╭─ Task data

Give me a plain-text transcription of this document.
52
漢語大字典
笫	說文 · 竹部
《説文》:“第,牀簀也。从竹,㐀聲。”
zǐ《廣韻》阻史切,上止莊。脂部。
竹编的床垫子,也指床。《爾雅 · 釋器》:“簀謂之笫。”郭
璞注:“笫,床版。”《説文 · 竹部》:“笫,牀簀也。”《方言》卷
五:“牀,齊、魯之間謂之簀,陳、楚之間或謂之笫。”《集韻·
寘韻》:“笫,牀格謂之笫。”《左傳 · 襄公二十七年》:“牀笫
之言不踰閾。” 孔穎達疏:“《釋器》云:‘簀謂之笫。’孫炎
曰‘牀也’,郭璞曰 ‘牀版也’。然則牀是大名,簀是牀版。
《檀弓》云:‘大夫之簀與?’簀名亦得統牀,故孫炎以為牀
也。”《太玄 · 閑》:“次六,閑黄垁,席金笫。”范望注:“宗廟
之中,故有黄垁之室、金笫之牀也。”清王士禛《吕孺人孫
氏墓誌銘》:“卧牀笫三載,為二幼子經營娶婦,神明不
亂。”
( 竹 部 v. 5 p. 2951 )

╰─

Short exercise: All of the data needs to be reproduced exactly, with no line missing.

Answer to the exercise:
Give me a plain-text transcription of this document.
52
漢語大字典
笫	說文 · 竹部
《説文》:“第,牀簀也。从竹,㐀聲。”
zǐ《廣韻》阻史切,上止莊。脂部。
竹编的床垫子,也指床。《爾雅 · 釋器》:“簀謂之笫。”郭
璞注:“笫,床版。”《説文 · 竹部》:“笫,牀簀也。”《方言》卷
五:“牀,齊、魯之間謂之簀,陳、楚之間或謂之笫。”《集韻·
寘韻》:“笫,牀格謂之笫。”《左傳 · 襄公二十七年》:“牀笫
之言不踰閾。” 孔穎達疏:“《釋器》云:‘簀謂之笫。’孫炎
曰‘牀也’,郭璞曰 ‘牀版也’。然則牀是大名,簀是牀版。
《檀弓》云:‘大夫之簀與?’簀名亦得統牀,故孫炎以為牀
也。”《太玄 · 閑》:“次六,閑黄垁,席金笫。”范望注:“宗廟
之中,故有黄垁之室、金笫之牀也。”清王士禛《吕孺人孫
氏墓誌銘》:“卧牀笫三載,為二幼子經營娶婦,神明不
亂。”
( 竹 部 v. 5 p. 2951 )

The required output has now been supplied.